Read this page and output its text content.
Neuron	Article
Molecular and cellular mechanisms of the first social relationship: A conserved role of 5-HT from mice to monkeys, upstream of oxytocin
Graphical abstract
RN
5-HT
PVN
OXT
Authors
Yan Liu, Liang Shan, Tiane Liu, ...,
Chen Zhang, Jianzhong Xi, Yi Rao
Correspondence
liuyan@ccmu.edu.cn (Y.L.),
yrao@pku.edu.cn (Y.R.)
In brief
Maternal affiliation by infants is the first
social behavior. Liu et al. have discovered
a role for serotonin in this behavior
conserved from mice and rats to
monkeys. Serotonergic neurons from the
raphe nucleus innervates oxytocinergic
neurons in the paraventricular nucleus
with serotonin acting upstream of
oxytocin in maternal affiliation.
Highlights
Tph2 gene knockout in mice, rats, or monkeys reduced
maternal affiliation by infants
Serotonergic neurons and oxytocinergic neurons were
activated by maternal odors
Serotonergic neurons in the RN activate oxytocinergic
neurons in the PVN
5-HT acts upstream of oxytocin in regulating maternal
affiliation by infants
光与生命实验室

--

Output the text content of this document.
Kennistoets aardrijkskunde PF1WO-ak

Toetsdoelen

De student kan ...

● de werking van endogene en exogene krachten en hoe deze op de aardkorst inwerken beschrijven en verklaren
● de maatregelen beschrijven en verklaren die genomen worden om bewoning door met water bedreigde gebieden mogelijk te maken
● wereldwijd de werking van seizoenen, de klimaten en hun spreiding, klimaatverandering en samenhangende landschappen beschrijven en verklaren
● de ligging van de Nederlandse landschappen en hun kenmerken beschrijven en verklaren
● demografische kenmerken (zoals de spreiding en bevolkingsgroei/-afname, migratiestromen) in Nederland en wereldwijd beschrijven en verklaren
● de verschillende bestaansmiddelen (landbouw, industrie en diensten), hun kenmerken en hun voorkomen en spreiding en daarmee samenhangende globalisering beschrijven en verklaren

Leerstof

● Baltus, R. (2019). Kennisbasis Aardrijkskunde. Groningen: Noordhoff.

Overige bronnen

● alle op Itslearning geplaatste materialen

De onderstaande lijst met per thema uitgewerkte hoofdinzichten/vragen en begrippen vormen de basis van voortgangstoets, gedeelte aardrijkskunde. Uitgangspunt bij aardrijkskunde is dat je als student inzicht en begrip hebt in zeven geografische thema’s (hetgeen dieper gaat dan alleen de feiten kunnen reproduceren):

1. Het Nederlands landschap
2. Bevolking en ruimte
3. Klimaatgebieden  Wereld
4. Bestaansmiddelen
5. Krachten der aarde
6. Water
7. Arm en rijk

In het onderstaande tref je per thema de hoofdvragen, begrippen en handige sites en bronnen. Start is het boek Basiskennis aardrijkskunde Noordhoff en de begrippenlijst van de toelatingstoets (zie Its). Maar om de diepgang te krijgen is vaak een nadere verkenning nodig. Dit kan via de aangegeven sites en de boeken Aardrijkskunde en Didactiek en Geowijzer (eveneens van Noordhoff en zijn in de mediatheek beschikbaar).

* * *

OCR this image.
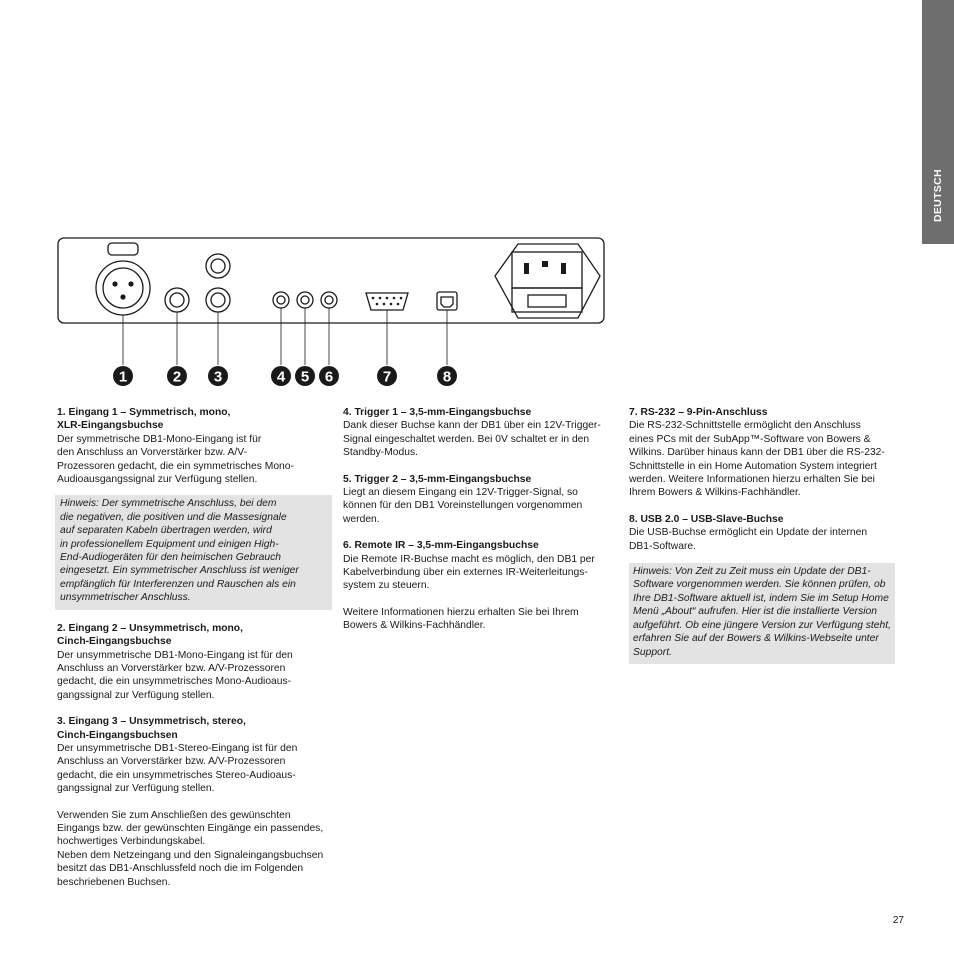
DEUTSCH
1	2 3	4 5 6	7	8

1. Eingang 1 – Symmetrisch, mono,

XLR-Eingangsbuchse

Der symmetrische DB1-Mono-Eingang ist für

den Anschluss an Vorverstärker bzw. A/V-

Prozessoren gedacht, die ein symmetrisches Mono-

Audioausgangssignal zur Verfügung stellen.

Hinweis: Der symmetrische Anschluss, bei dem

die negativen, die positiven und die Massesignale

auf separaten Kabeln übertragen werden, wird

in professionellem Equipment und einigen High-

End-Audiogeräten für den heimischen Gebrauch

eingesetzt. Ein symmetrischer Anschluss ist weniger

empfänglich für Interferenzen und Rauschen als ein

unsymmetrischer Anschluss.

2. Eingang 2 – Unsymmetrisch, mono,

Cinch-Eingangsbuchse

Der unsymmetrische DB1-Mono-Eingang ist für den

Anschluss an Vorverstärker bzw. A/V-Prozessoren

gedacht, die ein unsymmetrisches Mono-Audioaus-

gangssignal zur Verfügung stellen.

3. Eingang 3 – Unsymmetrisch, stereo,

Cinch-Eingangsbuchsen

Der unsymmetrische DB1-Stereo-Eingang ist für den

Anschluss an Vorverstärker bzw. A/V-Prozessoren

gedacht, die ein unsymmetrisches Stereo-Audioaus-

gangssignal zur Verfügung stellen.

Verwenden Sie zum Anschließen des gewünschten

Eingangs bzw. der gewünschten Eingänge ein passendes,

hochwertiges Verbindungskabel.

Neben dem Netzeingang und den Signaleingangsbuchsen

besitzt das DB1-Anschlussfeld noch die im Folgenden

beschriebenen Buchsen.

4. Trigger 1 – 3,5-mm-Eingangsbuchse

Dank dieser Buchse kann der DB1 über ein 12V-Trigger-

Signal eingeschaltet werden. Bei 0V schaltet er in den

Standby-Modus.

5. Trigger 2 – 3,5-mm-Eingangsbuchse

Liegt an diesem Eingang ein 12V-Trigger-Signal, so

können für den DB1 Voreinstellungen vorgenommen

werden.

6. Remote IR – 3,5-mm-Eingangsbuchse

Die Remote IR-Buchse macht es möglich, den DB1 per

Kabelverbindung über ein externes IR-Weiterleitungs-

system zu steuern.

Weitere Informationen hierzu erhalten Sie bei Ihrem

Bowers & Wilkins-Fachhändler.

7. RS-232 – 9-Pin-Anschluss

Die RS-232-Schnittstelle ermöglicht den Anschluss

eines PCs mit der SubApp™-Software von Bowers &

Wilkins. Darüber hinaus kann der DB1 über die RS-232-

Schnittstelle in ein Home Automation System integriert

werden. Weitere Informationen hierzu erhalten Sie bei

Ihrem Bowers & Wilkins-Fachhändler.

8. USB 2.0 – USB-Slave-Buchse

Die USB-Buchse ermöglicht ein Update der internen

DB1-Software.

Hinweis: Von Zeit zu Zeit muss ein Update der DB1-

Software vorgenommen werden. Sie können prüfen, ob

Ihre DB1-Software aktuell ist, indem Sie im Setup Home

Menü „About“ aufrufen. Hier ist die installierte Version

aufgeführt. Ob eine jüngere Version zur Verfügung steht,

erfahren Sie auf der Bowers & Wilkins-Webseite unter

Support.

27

Task requirements — Each line above that contains the string "role" should be identified and copied.

Result —
Molecular and cellular mechanisms of the first social relationship: A conserved role of 5-HT from mice to monkeys, upstream of oxytocin
a role for serotonin in this behavior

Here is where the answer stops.